TASK DETAILS ▸ Among the lines below, count those with "from". Give the total alone.

(Records about charts and figures)
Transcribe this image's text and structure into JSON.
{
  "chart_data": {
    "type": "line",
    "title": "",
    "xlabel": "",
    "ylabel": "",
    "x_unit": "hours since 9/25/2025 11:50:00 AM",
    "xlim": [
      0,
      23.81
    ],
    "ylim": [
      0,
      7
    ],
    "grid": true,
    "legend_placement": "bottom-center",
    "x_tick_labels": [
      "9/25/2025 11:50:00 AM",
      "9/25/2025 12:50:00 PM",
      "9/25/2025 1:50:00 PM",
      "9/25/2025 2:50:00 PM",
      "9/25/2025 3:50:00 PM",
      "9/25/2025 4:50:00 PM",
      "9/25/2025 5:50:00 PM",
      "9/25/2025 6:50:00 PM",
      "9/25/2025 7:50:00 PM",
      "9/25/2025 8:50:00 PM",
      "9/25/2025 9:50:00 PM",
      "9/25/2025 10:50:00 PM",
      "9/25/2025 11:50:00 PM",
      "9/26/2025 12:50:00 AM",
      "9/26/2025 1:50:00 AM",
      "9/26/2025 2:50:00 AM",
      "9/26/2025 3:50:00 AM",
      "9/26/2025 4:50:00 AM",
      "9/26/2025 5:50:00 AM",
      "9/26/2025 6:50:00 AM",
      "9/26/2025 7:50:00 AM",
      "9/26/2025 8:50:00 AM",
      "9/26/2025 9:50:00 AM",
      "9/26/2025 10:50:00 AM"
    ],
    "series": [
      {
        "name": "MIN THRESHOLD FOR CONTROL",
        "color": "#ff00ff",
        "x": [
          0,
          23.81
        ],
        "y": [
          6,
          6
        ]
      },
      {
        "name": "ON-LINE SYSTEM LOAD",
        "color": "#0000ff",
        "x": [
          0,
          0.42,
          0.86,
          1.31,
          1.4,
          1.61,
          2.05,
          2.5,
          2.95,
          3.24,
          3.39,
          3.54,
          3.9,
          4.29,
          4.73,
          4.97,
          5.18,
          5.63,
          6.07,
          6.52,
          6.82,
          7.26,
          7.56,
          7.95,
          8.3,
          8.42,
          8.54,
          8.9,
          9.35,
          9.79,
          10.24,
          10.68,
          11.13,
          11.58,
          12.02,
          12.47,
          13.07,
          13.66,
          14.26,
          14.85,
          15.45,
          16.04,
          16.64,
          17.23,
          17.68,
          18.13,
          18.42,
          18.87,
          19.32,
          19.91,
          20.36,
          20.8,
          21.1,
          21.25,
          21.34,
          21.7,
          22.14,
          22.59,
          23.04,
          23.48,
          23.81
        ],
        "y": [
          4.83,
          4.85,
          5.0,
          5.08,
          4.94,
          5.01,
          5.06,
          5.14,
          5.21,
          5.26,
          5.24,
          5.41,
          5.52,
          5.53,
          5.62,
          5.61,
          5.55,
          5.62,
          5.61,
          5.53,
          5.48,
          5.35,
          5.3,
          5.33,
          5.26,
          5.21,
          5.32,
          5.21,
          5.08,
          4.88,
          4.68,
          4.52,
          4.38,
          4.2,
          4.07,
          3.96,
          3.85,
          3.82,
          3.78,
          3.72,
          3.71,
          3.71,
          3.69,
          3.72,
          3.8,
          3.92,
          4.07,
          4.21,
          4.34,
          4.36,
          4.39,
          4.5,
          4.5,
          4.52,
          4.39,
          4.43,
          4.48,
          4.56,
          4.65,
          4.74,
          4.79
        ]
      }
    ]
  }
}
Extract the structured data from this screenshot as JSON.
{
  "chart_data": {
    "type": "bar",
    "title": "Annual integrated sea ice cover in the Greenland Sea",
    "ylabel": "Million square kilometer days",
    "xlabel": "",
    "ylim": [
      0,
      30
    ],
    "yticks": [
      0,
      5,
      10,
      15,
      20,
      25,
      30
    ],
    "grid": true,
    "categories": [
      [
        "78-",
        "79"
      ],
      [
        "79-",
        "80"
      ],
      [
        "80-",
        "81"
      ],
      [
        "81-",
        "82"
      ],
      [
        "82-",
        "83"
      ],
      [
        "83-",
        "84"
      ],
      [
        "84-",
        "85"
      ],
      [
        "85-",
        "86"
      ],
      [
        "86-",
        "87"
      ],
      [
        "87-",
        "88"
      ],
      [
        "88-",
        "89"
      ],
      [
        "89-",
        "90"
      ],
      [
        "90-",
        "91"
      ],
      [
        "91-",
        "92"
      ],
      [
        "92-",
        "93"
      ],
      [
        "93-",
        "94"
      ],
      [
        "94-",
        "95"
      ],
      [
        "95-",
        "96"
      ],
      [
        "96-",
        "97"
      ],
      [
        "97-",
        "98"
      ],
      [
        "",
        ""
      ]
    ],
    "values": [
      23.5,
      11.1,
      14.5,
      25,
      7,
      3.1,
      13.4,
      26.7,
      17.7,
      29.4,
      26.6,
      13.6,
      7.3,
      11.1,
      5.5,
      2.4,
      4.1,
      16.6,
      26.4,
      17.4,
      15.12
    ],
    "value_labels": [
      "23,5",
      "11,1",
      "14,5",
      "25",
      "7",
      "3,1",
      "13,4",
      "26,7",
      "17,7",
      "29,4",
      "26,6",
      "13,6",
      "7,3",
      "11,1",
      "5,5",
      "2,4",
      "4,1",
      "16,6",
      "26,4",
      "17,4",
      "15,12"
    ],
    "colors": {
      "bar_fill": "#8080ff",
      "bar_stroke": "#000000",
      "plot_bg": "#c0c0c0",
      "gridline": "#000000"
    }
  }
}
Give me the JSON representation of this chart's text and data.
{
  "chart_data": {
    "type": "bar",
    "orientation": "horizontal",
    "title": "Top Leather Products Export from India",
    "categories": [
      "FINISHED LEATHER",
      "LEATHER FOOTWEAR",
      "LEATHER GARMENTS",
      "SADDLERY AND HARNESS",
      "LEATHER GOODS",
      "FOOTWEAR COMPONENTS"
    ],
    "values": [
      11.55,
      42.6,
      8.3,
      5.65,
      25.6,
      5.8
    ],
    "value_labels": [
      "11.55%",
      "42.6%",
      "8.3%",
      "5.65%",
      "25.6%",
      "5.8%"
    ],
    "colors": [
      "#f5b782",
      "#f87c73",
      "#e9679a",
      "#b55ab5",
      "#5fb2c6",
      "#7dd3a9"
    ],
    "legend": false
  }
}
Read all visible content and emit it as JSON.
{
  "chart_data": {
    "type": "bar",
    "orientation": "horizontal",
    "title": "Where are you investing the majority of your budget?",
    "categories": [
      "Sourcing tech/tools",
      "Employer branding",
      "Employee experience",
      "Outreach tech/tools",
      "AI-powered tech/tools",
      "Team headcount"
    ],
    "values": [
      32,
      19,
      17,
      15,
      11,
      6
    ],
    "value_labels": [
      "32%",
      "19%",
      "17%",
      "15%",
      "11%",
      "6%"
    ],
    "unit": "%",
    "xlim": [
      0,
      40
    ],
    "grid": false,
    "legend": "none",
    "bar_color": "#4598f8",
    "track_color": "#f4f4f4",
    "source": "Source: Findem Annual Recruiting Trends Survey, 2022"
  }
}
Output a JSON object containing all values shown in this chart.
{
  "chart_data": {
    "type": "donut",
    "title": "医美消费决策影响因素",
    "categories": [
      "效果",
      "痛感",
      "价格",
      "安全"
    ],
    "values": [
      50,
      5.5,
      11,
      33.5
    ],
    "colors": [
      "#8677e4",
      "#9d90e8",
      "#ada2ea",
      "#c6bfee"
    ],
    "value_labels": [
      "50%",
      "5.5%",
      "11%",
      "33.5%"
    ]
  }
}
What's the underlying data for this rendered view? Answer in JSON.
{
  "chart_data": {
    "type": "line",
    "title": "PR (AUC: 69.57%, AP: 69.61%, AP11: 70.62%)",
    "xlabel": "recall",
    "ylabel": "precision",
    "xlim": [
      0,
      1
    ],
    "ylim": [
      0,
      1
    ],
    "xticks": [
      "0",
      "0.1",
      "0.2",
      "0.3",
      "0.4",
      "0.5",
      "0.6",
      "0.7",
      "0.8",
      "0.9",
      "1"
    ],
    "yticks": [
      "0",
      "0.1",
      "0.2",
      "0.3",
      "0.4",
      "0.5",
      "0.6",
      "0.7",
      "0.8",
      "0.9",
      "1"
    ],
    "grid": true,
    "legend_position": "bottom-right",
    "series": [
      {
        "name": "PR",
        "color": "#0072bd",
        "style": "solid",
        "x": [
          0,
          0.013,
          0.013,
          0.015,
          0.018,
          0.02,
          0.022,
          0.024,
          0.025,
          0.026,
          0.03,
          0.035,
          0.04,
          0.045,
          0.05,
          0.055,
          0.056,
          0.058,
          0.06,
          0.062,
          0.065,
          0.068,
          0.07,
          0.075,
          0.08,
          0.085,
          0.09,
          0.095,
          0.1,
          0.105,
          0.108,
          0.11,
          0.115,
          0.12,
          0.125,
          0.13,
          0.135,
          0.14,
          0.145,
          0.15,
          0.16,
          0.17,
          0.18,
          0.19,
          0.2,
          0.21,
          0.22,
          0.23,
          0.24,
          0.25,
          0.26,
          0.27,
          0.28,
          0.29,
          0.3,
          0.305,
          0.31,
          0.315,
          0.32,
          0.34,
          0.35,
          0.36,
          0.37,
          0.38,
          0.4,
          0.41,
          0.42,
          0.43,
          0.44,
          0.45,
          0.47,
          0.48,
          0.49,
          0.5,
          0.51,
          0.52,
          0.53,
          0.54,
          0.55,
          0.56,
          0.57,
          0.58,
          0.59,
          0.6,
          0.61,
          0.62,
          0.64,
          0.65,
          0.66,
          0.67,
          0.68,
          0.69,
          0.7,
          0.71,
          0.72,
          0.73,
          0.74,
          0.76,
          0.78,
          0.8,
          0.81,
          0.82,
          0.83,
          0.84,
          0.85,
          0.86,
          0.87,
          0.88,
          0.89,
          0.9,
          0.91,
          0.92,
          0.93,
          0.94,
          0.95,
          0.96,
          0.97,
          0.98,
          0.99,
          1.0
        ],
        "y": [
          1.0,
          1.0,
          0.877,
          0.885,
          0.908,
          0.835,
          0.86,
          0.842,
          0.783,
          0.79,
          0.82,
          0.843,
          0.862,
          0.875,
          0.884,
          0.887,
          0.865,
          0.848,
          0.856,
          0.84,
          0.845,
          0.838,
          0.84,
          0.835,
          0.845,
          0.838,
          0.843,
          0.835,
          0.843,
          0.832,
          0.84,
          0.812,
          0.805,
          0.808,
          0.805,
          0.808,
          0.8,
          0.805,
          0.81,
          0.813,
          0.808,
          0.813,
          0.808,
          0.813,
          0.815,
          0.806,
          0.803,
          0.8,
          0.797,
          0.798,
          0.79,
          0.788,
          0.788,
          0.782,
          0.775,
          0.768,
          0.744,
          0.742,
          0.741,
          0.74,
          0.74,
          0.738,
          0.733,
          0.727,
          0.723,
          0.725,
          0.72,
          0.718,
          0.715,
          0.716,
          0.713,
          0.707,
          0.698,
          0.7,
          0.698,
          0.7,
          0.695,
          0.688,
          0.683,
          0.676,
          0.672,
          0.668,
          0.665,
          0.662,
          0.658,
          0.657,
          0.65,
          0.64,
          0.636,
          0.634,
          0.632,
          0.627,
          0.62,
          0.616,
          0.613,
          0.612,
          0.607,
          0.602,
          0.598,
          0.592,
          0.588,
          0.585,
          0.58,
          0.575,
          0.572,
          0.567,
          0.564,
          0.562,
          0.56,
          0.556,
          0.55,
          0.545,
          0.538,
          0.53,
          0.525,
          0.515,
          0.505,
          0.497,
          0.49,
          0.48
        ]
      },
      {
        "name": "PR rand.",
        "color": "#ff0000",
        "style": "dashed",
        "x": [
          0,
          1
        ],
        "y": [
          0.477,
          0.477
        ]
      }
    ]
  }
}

THE REPLY ▸ 2